> [Do this] Repeat every entry word for word, skipping the pictures.

◇ ◇ ◇

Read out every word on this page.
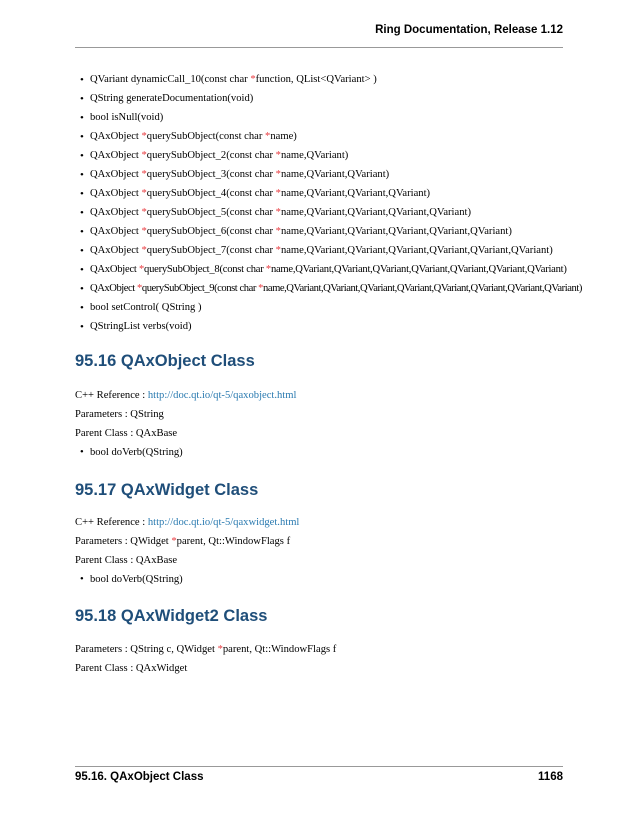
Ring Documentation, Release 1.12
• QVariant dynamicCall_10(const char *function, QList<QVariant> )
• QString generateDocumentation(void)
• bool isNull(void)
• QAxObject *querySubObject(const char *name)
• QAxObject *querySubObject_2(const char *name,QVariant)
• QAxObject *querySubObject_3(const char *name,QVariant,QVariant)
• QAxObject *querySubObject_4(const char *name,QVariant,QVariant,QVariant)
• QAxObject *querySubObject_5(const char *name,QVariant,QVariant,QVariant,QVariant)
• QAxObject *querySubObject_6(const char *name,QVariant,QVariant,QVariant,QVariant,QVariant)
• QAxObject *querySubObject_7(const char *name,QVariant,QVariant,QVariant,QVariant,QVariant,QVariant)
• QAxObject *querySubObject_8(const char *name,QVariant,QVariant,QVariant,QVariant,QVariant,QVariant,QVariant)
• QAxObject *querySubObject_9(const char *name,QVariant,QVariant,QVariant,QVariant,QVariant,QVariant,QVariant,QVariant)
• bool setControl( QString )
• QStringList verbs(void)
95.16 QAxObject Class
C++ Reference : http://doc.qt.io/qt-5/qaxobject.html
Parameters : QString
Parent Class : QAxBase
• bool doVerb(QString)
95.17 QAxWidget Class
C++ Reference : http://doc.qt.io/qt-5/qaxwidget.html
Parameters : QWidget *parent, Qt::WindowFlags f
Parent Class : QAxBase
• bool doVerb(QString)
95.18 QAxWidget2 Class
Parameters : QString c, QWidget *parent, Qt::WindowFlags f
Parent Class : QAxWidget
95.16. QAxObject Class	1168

◇ ◇ ◇

> [Answer to the problem]
Read out every word on this page.
Ring Documentation, Release 1.12
• QVariant dynamicCall_10(const char *function, QList<QVariant> )
• QString generateDocumentation(void)
• bool isNull(void)
• QAxObject *querySubObject(const char *name)
• QAxObject *querySubObject_2(const char *name,QVariant)
• QAxObject *querySubObject_3(const char *name,QVariant,QVariant)
• QAxObject *querySubObject_4(const char *name,QVariant,QVariant,QVariant)
• QAxObject *querySubObject_5(const char *name,QVariant,QVariant,QVariant,QVariant)
• QAxObject *querySubObject_6(const char *name,QVariant,QVariant,QVariant,QVariant,QVariant)
• QAxObject *querySubObject_7(const char *name,QVariant,QVariant,QVariant,QVariant,QVariant,QVariant)
• QAxObject *querySubObject_8(const char *name,QVariant,QVariant,QVariant,QVariant,QVariant,QVariant,QVariant)
• QAxObject *querySubObject_9(const char *name,QVariant,QVariant,QVariant,QVariant,QVariant,QVariant,QVariant,QVariant)
• bool setControl( QString )
• QStringList verbs(void)
95.16 QAxObject Class
C++ Reference : http://doc.qt.io/qt-5/qaxobject.html
Parameters : QString
Parent Class : QAxBase
• bool doVerb(QString)
95.17 QAxWidget Class
C++ Reference : http://doc.qt.io/qt-5/qaxwidget.html
Parameters : QWidget *parent, Qt::WindowFlags f
Parent Class : QAxBase
• bool doVerb(QString)
95.18 QAxWidget2 Class
Parameters : QString c, QWidget *parent, Qt::WindowFlags f
Parent Class : QAxWidget
95.16. QAxObject Class	1168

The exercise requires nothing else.